◆ **WORK TO DO**
Reproduce the listing below exactly, minus its pictures.
======== STORED DATA ========
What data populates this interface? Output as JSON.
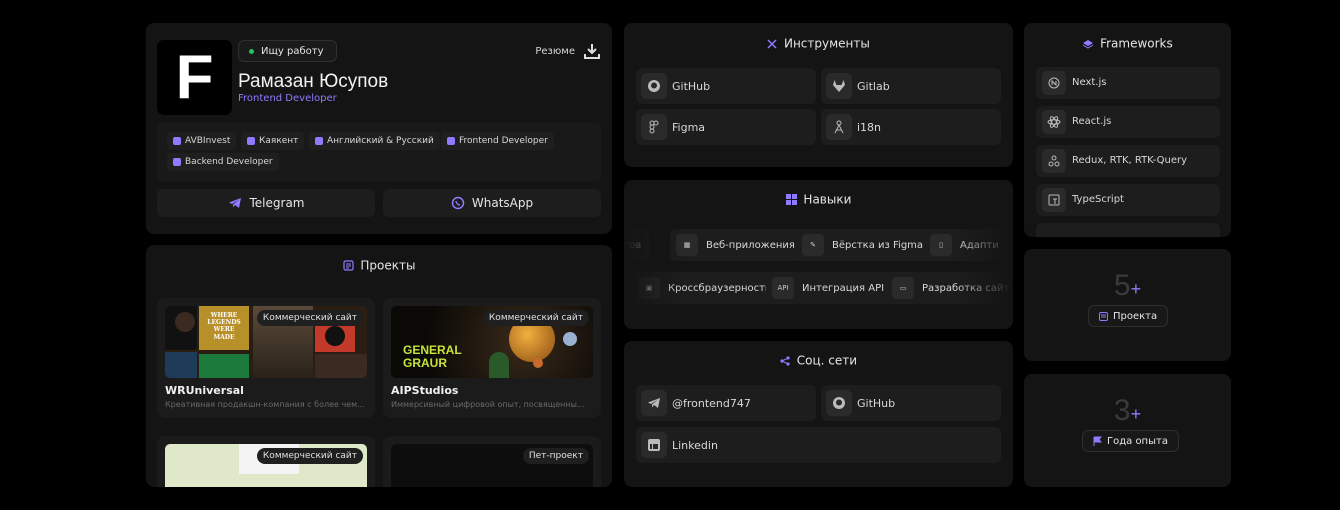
{
  "profile": {
    "logo_letter": "F",
    "status": "Ищу работу",
    "resume": "Резюме",
    "name": "Рамазан Юсупов",
    "role": "Frontend Developer",
    "chips": [
      "AVBInvest",
      "Каякент",
      "Английский & Русский",
      "Frontend Developer",
      "Backend Developer"
    ],
    "telegram": "Telegram",
    "whatsapp": "WhatsApp",
    "status_color": "#22c55e",
    "accent": "#8f7bff"
  },
  "projects": {
    "title": "Проекты",
    "items": [
      {
        "name": "WRUniversal",
        "desc": "Креативная продакшн-компания с более чем...",
        "tag": "Коммерческий сайт",
        "img_text": "WHERE LEGENDS WERE MADE"
      },
      {
        "name": "AIPStudios",
        "desc": "Иммерсивный цифровой опыт, посвященны...",
        "tag": "Коммерческий сайт",
        "img_text": "GENERAL GRAUR"
      },
      {
        "name": "",
        "desc": "",
        "tag": "Коммерческий сайт"
      },
      {
        "name": "",
        "desc": "",
        "tag": "Пет-проект"
      }
    ]
  },
  "tools": {
    "title": "Инструменты",
    "items": [
      {
        "label": "GitHub",
        "icon": "github-icon"
      },
      {
        "label": "Gitlab",
        "icon": "gitlab-icon"
      },
      {
        "label": "Figma",
        "icon": "figma-icon"
      },
      {
        "label": "i18n",
        "icon": "i18n-icon"
      }
    ]
  },
  "skills": {
    "title": "Навыки",
    "row1": [
      "гов",
      "Веб-приложения",
      "Вёрстка из Figma",
      "Адапти"
    ],
    "row2": [
      "Кроссбраузерность",
      "Интеграция API",
      "Разработка сайт"
    ],
    "api_icon_text": "API"
  },
  "social": {
    "title": "Соц. сети",
    "items": [
      {
        "label": "@frontend747",
        "icon": "telegram-icon"
      },
      {
        "label": "GitHub",
        "icon": "github-icon"
      },
      {
        "label": "Linkedin",
        "icon": "linkedin-icon"
      }
    ]
  },
  "frameworks": {
    "title": "Frameworks",
    "items": [
      {
        "label": "Next.js",
        "icon": "nextjs-icon"
      },
      {
        "label": "React.js",
        "icon": "react-icon"
      },
      {
        "label": "Redux, RTK, RTK-Query",
        "icon": "redux-icon"
      },
      {
        "label": "TypeScript",
        "icon": "typescript-icon"
      }
    ]
  },
  "stats": [
    {
      "number": "5",
      "plus": "+",
      "label": "Проекта"
    },
    {
      "number": "3",
      "plus": "+",
      "label": "Года опыта"
    }
  ]
}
========
◆ **SOLUTION TO THIS PROBLEM**
What data populates this interface? Output as JSON.
{
  "profile": {
    "logo_letter": "F",
    "status": "Ищу работу",
    "resume": "Резюме",
    "name": "Рамазан Юсупов",
    "role": "Frontend Developer",
    "chips": [
      "AVBInvest",
      "Каякент",
      "Английский & Русский",
      "Frontend Developer",
      "Backend Developer"
    ],
    "telegram": "Telegram",
    "whatsapp": "WhatsApp",
    "status_color": "#22c55e",
    "accent": "#8f7bff"
  },
  "projects": {
    "title": "Проекты",
    "items": [
      {
        "name": "WRUniversal",
        "desc": "Креативная продакшн-компания с более чем...",
        "tag": "Коммерческий сайт",
        "img_text": "WHERE LEGENDS WERE MADE"
      },
      {
        "name": "AIPStudios",
        "desc": "Иммерсивный цифровой опыт, посвященны...",
        "tag": "Коммерческий сайт",
        "img_text": "GENERAL GRAUR"
      },
      {
        "name": "",
        "desc": "",
        "tag": "Коммерческий сайт"
      },
      {
        "name": "",
        "desc": "",
        "tag": "Пет-проект"
      }
    ]
  },
  "tools": {
    "title": "Инструменты",
    "items": [
      {
        "label": "GitHub",
        "icon": "github-icon"
      },
      {
        "label": "Gitlab",
        "icon": "gitlab-icon"
      },
      {
        "label": "Figma",
        "icon": "figma-icon"
      },
      {
        "label": "i18n",
        "icon": "i18n-icon"
      }
    ]
  },
  "skills": {
    "title": "Навыки",
    "row1": [
      "гов",
      "Веб-приложения",
      "Вёрстка из Figma",
      "Адапти"
    ],
    "row2": [
      "Кроссбраузерность",
      "Интеграция API",
      "Разработка сайт"
    ],
    "api_icon_text": "API"
  },
  "social": {
    "title": "Соц. сети",
    "items": [
      {
        "label": "@frontend747",
        "icon": "telegram-icon"
      },
      {
        "label": "GitHub",
        "icon": "github-icon"
      },
      {
        "label": "Linkedin",
        "icon": "linkedin-icon"
      }
    ]
  },
  "frameworks": {
    "title": "Frameworks",
    "items": [
      {
        "label": "Next.js",
        "icon": "nextjs-icon"
      },
      {
        "label": "React.js",
        "icon": "react-icon"
      },
      {
        "label": "Redux, RTK, RTK-Query",
        "icon": "redux-icon"
      },
      {
        "label": "TypeScript",
        "icon": "typescript-icon"
      }
    ]
  },
  "stats": [
    {
      "number": "5",
      "plus": "+",
      "label": "Проекта"
    },
    {
      "number": "3",
      "plus": "+",
      "label": "Года опыта"
    }
  ]
}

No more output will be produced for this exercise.